Given task - Could you change "changeably" to "removably" in the part of the records that opens with the line containing "Patent image size: (908, 791)." and closes with the line containing "The second positioning portion 32 is", keeping everything else unchanged and returning only those lines?

Material for the task -
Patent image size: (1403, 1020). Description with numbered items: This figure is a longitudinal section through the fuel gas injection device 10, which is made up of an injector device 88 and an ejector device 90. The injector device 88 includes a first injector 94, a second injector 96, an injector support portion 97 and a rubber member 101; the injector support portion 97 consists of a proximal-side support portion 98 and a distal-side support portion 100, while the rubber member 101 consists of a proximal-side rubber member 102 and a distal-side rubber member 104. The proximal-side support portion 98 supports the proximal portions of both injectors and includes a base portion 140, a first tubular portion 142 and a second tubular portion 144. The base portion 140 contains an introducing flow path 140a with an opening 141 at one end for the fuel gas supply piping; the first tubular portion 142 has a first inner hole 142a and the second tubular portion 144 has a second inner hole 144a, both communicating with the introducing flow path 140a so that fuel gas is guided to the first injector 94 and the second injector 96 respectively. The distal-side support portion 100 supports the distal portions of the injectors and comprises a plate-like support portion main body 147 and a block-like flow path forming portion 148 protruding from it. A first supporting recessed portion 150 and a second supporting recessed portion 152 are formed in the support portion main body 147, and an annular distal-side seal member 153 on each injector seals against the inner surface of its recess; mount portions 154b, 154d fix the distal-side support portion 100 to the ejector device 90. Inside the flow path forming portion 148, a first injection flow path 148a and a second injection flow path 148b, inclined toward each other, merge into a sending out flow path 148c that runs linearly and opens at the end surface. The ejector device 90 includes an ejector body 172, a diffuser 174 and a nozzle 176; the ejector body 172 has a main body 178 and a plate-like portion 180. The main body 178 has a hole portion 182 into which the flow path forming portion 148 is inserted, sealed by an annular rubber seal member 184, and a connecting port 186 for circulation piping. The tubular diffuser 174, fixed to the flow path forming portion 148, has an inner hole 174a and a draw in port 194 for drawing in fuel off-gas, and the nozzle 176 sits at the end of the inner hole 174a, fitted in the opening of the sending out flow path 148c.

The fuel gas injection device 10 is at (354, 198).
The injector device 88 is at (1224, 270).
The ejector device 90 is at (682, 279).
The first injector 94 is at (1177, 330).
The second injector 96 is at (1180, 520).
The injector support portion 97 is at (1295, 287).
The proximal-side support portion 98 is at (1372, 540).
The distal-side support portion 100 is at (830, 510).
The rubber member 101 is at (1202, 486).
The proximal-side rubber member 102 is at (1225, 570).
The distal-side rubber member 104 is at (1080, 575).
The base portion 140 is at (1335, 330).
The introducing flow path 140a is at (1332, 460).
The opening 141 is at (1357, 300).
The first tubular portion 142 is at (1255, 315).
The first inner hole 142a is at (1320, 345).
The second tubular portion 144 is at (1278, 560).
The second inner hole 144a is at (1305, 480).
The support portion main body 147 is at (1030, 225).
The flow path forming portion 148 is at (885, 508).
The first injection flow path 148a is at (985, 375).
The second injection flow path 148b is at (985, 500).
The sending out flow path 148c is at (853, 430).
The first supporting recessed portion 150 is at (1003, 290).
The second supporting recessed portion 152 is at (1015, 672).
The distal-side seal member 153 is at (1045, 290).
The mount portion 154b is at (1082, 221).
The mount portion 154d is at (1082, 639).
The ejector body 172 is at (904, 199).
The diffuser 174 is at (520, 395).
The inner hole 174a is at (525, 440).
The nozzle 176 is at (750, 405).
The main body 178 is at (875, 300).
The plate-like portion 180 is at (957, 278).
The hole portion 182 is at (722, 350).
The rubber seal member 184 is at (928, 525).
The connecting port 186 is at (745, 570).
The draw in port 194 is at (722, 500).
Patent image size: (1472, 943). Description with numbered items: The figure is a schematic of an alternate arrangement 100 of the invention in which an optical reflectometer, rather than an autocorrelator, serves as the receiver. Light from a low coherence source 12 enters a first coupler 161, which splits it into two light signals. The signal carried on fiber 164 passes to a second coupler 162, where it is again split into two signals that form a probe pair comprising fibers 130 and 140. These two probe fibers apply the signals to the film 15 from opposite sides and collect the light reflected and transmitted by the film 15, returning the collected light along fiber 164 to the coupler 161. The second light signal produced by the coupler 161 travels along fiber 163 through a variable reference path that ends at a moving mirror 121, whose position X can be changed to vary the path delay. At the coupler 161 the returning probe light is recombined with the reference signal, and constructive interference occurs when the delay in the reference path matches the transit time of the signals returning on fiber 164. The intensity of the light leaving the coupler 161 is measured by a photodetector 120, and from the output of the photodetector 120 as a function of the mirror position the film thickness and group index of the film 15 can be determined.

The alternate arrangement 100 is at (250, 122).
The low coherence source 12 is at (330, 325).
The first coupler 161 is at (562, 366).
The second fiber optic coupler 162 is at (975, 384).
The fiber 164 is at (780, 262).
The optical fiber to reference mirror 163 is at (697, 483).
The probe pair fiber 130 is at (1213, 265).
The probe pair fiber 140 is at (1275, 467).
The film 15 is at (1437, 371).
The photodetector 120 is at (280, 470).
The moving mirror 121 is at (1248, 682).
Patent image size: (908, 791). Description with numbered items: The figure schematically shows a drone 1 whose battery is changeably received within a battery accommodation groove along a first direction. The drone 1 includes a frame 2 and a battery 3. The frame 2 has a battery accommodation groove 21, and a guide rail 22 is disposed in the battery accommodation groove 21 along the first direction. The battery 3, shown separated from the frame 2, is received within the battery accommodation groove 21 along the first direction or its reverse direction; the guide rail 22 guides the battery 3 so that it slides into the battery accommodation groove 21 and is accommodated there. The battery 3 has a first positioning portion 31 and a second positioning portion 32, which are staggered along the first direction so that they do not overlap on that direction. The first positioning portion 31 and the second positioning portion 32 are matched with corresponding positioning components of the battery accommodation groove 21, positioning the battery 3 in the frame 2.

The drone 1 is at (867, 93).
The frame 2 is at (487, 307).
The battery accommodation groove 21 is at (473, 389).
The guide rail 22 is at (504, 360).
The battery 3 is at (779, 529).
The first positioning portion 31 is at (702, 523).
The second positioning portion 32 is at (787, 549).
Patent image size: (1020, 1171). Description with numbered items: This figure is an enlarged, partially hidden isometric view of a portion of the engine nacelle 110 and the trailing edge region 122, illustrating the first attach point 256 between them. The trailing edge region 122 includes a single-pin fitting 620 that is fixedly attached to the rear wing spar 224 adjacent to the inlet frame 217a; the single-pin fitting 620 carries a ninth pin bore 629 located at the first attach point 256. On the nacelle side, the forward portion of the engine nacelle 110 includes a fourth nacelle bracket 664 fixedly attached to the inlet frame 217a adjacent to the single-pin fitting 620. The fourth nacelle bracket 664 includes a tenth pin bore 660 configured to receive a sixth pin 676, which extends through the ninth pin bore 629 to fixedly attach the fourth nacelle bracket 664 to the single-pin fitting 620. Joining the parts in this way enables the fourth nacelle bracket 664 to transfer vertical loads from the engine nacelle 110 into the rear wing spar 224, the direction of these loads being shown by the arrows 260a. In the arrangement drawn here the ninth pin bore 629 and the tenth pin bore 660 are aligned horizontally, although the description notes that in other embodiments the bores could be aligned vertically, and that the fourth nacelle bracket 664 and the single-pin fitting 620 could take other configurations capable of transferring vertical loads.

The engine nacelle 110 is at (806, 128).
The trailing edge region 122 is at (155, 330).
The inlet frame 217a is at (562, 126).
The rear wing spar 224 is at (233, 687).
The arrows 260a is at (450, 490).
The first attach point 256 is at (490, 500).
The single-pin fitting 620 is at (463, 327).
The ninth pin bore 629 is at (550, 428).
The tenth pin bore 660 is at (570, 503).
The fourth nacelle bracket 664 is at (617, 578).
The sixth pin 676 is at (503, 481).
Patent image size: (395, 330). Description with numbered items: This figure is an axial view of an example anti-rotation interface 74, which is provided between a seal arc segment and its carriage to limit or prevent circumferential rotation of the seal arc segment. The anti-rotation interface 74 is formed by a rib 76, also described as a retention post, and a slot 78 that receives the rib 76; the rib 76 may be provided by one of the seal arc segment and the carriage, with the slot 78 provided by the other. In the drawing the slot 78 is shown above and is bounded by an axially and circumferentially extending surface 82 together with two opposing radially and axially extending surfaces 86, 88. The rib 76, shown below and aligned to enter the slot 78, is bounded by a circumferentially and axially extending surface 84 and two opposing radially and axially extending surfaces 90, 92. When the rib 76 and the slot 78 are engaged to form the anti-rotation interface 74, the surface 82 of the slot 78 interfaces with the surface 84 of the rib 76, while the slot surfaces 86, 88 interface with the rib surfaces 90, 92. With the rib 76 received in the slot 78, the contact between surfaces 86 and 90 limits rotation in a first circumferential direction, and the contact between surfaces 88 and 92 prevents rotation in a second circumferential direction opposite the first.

Result of the exercise -
Patent image size: (908, 791). Description with numbered items: The figure schematically shows a drone 1 whose battery is removably received within a battery accommodation groove along a first direction. The drone 1 includes a frame 2 and a battery 3. The frame 2 has a battery accommodation groove 21, and a guide rail 22 is disposed in the battery accommodation groove 21 along the first direction. The battery 3, shown separated from the frame 2, is received within the battery accommodation groove 21 along the first direction or its reverse direction; the guide rail 22 guides the battery 3 so that it slides into the battery accommodation groove 21 and is accommodated there. The battery 3 has a first positioning portion 31 and a second positioning portion 32, which are staggered along the first direction so that they do not overlap on that direction. The first positioning portion 31 and the second positioning portion 32 are matched with corresponding positioning components of the battery accommodation groove 21, positioning the battery 3 in the frame 2.

The drone 1 is at (867, 93).
The frame 2 is at (487, 307).
The battery accommodation groove 21 is at (473, 389).
The guide rail 22 is at (504, 360).
The battery 3 is at (779, 529).
The first positioning portion 31 is at (702, 523).
The second positioning portion 32 is at (787, 549).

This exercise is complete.